— begin Extracted material —

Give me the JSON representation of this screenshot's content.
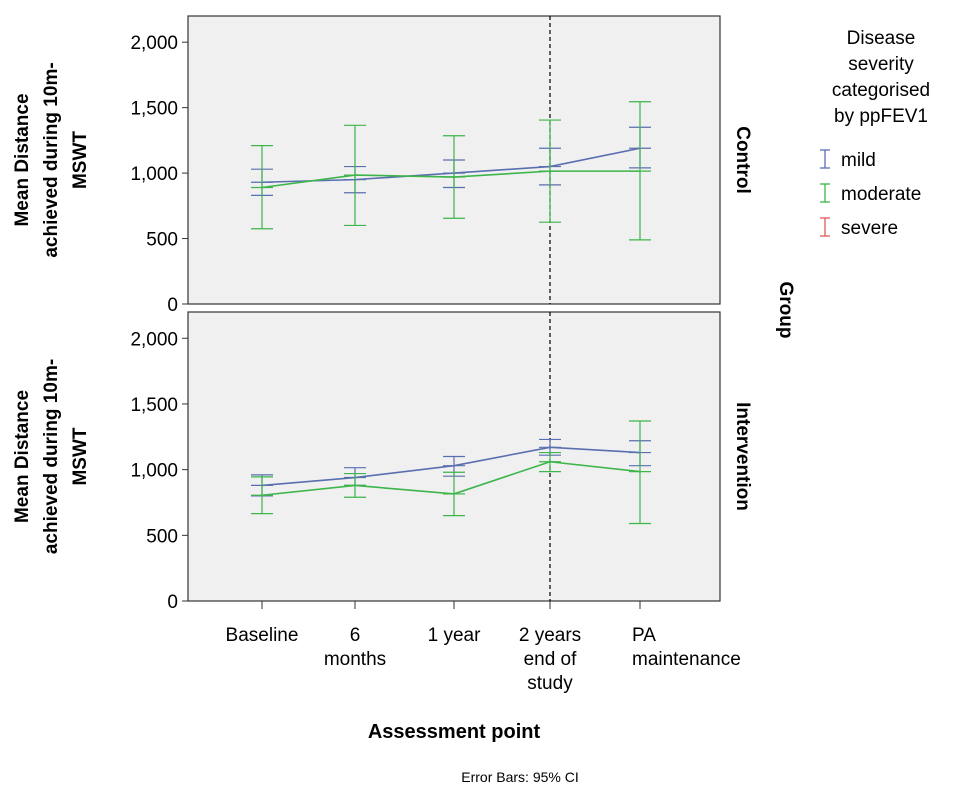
{
  "chart_data": {
    "type": "line",
    "error_bars": "95% CI",
    "footnote": "Error Bars: 95% CI",
    "xlabel": "Assessment point",
    "ylabel": [
      "Mean Distance",
      "achieved during 10m-",
      "MSWT"
    ],
    "categories": [
      [
        "Baseline"
      ],
      [
        "6",
        "months"
      ],
      [
        "1 year"
      ],
      [
        "2 years",
        "end of",
        "study"
      ],
      [
        "PA",
        "maintenance"
      ]
    ],
    "y_ticks": [
      "0",
      "500",
      "1,000",
      "1,500",
      "2,000"
    ],
    "y_tick_values": [
      0,
      500,
      1000,
      1500,
      2000
    ],
    "ylim": [
      0,
      2200
    ],
    "grid": false,
    "reference_line": {
      "category_index": 3,
      "style": "dashed"
    },
    "legend": {
      "title": [
        "Disease",
        "severity",
        "categorised",
        "by ppFEV1"
      ],
      "placement": "right",
      "entries": [
        {
          "label": "mild",
          "color": "#5a6fb0"
        },
        {
          "label": "moderate",
          "color": "#3cb54a"
        },
        {
          "label": "severe",
          "color": "#e05a5a"
        }
      ]
    },
    "facet_label": "Group",
    "panels": [
      {
        "name": "Control",
        "series": [
          {
            "name": "mild",
            "color": "#5a6fb0",
            "values": [
              930,
              950,
              1000,
              1050,
              1190
            ],
            "ci_low": [
              830,
              850,
              890,
              910,
              1040
            ],
            "ci_high": [
              1030,
              1050,
              1100,
              1190,
              1350
            ]
          },
          {
            "name": "moderate",
            "color": "#3cb54a",
            "values": [
              890,
              985,
              970,
              1015,
              1015
            ],
            "ci_low": [
              575,
              600,
              655,
              625,
              490
            ],
            "ci_high": [
              1210,
              1365,
              1285,
              1405,
              1545
            ]
          }
        ]
      },
      {
        "name": "Intervention",
        "series": [
          {
            "name": "mild",
            "color": "#5a6fb0",
            "values": [
              880,
              940,
              1030,
              1170,
              1130
            ],
            "ci_low": [
              800,
              880,
              950,
              1110,
              1030
            ],
            "ci_high": [
              960,
              1015,
              1100,
              1230,
              1220
            ]
          },
          {
            "name": "moderate",
            "color": "#3cb54a",
            "values": [
              805,
              880,
              815,
              1060,
              985
            ],
            "ci_low": [
              665,
              790,
              650,
              985,
              590
            ],
            "ci_high": [
              945,
              970,
              980,
              1130,
              1370
            ]
          }
        ]
      }
    ]
  }
}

— end Extracted material —

Return the listing above unchanged, apart from dropping its pictures.

Give me the JSON representation of this screenshot's content.
{
  "chart_data": {
    "type": "line",
    "error_bars": "95% CI",
    "footnote": "Error Bars: 95% CI",
    "xlabel": "Assessment point",
    "ylabel": [
      "Mean Distance",
      "achieved during 10m-",
      "MSWT"
    ],
    "categories": [
      [
        "Baseline"
      ],
      [
        "6",
        "months"
      ],
      [
        "1 year"
      ],
      [
        "2 years",
        "end of",
        "study"
      ],
      [
        "PA",
        "maintenance"
      ]
    ],
    "y_ticks": [
      "0",
      "500",
      "1,000",
      "1,500",
      "2,000"
    ],
    "y_tick_values": [
      0,
      500,
      1000,
      1500,
      2000
    ],
    "ylim": [
      0,
      2200
    ],
    "grid": false,
    "reference_line": {
      "category_index": 3,
      "style": "dashed"
    },
    "legend": {
      "title": [
        "Disease",
        "severity",
        "categorised",
        "by ppFEV1"
      ],
      "placement": "right",
      "entries": [
        {
          "label": "mild",
          "color": "#5a6fb0"
        },
        {
          "label": "moderate",
          "color": "#3cb54a"
        },
        {
          "label": "severe",
          "color": "#e05a5a"
        }
      ]
    },
    "facet_label": "Group",
    "panels": [
      {
        "name": "Control",
        "series": [
          {
            "name": "mild",
            "color": "#5a6fb0",
            "values": [
              930,
              950,
              1000,
              1050,
              1190
            ],
            "ci_low": [
              830,
              850,
              890,
              910,
              1040
            ],
            "ci_high": [
              1030,
              1050,
              1100,
              1190,
              1350
            ]
          },
          {
            "name": "moderate",
            "color": "#3cb54a",
            "values": [
              890,
              985,
              970,
              1015,
              1015
            ],
            "ci_low": [
              575,
              600,
              655,
              625,
              490
            ],
            "ci_high": [
              1210,
              1365,
              1285,
              1405,
              1545
            ]
          }
        ]
      },
      {
        "name": "Intervention",
        "series": [
          {
            "name": "mild",
            "color": "#5a6fb0",
            "values": [
              880,
              940,
              1030,
              1170,
              1130
            ],
            "ci_low": [
              800,
              880,
              950,
              1110,
              1030
            ],
            "ci_high": [
              960,
              1015,
              1100,
              1230,
              1220
            ]
          },
          {
            "name": "moderate",
            "color": "#3cb54a",
            "values": [
              805,
              880,
              815,
              1060,
              985
            ],
            "ci_low": [
              665,
              790,
              650,
              985,
              590
            ],
            "ci_high": [
              945,
              970,
              980,
              1130,
              1370
            ]
          }
        ]
      }
    ]
  }
}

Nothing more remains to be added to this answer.